╔══

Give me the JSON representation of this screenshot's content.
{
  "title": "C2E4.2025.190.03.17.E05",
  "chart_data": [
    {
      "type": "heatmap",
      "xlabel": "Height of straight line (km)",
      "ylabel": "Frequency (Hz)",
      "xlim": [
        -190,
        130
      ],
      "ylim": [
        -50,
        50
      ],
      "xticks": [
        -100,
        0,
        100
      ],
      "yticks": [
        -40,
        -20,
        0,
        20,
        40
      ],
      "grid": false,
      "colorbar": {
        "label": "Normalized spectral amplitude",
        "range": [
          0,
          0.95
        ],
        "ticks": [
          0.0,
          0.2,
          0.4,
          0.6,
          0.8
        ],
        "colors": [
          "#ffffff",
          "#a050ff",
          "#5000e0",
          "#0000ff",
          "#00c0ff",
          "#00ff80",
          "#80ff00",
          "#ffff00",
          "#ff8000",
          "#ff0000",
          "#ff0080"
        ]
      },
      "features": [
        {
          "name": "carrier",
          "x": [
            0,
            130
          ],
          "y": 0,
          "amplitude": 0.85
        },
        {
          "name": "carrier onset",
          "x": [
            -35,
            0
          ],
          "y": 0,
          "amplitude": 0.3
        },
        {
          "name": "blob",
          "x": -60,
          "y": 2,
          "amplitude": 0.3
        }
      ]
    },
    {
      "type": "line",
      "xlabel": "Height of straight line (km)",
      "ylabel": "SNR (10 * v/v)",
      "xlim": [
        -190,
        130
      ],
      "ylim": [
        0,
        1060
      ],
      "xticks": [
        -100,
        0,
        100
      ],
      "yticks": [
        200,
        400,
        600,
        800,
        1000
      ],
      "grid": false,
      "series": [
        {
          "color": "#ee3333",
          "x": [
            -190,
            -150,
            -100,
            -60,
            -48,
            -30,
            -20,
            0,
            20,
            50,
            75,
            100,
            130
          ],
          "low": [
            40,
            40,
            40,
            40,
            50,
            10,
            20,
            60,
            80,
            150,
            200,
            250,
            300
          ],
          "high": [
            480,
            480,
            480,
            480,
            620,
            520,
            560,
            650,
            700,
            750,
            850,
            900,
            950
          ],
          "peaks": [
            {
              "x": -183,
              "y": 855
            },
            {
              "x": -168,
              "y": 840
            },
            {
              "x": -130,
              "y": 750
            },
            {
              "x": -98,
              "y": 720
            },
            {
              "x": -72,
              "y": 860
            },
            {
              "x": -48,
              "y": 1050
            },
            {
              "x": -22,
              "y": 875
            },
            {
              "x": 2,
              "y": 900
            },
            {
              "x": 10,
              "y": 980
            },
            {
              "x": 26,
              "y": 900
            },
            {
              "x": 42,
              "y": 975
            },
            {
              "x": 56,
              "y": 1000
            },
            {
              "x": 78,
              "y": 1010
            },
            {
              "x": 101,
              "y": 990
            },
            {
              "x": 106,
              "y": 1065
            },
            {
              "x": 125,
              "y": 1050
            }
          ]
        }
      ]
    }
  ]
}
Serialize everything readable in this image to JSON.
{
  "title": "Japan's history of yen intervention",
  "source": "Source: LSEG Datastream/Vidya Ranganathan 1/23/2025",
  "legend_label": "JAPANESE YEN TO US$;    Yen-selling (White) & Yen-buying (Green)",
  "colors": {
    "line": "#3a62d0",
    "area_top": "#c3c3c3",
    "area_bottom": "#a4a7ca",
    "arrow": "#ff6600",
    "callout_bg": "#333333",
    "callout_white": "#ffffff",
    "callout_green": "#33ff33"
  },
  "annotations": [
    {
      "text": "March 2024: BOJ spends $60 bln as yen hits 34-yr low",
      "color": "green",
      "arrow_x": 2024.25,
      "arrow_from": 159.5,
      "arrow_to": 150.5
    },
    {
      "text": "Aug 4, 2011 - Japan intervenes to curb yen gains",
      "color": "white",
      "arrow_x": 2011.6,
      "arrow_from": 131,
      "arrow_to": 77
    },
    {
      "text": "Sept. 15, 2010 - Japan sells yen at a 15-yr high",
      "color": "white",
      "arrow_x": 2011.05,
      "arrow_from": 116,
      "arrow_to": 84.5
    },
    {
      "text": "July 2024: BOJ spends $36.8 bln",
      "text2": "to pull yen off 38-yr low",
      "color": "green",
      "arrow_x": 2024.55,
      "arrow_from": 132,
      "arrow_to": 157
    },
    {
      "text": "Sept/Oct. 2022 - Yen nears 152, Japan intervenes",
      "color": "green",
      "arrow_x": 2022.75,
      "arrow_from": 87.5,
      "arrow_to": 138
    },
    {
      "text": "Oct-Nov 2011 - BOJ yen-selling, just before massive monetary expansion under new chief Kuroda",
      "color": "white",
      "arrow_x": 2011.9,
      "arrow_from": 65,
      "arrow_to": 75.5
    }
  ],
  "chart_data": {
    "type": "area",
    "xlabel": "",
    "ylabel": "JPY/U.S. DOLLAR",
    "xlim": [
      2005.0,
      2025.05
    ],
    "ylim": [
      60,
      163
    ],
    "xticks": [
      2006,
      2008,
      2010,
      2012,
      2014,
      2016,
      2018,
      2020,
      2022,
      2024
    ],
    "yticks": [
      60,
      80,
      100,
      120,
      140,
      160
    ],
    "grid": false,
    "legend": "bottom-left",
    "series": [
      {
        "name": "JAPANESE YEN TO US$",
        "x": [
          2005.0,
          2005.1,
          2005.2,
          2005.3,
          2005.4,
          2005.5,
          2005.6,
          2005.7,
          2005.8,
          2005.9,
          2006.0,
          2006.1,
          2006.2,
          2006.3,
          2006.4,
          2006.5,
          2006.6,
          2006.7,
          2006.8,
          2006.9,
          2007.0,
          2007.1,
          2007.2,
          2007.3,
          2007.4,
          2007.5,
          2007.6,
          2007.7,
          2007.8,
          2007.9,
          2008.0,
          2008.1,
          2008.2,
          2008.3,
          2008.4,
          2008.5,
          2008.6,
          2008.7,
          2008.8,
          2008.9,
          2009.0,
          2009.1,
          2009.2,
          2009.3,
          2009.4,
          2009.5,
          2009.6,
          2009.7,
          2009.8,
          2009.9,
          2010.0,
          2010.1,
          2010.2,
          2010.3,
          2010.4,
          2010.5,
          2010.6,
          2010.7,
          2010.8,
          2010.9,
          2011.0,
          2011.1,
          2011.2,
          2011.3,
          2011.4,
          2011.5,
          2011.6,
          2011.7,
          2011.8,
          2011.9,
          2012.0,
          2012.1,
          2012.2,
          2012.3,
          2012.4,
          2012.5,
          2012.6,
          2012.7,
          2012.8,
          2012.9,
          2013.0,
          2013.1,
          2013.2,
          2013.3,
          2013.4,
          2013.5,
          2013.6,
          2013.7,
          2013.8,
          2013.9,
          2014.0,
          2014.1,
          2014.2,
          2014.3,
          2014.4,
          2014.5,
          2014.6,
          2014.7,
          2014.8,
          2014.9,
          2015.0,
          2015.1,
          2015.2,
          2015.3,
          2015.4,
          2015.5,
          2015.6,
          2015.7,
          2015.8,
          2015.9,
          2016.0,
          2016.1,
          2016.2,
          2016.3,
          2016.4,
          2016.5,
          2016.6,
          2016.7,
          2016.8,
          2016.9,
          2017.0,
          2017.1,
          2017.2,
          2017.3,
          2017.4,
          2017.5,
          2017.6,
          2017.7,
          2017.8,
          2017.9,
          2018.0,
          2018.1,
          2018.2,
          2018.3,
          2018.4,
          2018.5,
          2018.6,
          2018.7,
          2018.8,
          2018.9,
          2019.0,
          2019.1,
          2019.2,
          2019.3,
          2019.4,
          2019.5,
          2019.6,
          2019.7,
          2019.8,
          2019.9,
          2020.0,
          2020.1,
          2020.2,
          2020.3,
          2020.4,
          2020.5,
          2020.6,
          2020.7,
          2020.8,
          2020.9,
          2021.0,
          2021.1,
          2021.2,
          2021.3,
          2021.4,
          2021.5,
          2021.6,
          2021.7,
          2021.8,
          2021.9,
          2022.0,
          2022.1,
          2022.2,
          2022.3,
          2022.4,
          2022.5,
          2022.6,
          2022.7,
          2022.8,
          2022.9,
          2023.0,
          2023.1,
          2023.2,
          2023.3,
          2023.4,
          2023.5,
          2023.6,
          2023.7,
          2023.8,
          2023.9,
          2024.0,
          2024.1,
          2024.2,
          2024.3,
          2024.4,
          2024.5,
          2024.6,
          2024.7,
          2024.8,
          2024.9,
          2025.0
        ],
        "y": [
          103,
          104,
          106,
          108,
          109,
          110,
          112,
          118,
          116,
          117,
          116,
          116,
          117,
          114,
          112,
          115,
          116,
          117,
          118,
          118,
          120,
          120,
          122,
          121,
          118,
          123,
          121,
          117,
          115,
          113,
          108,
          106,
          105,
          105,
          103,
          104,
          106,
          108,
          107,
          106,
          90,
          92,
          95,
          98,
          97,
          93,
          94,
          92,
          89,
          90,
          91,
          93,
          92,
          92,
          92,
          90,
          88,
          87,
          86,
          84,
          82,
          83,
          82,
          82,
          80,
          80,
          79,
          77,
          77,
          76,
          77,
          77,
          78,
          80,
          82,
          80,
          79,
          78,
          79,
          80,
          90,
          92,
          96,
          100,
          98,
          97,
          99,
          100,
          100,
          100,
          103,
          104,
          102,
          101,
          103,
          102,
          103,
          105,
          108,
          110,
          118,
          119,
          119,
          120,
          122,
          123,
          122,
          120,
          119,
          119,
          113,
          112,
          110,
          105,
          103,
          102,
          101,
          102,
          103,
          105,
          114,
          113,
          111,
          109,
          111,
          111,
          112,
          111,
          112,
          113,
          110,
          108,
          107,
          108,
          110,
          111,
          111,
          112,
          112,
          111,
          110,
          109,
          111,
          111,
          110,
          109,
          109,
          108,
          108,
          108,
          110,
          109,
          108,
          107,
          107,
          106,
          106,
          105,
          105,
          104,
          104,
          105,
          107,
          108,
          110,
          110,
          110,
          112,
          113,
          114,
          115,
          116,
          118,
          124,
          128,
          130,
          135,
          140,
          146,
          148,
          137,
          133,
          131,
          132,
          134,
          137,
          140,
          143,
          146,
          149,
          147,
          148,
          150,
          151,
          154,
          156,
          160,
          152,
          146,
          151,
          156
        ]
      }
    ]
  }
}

╚══

*Set problem*.
Pull every line containing "spends" out of the data above.

*Solution*.
      "text": "March 2024: BOJ spends $60 bln as yen hits 34-yr low",
      "text": "July 2024: BOJ spends $36.8 bln",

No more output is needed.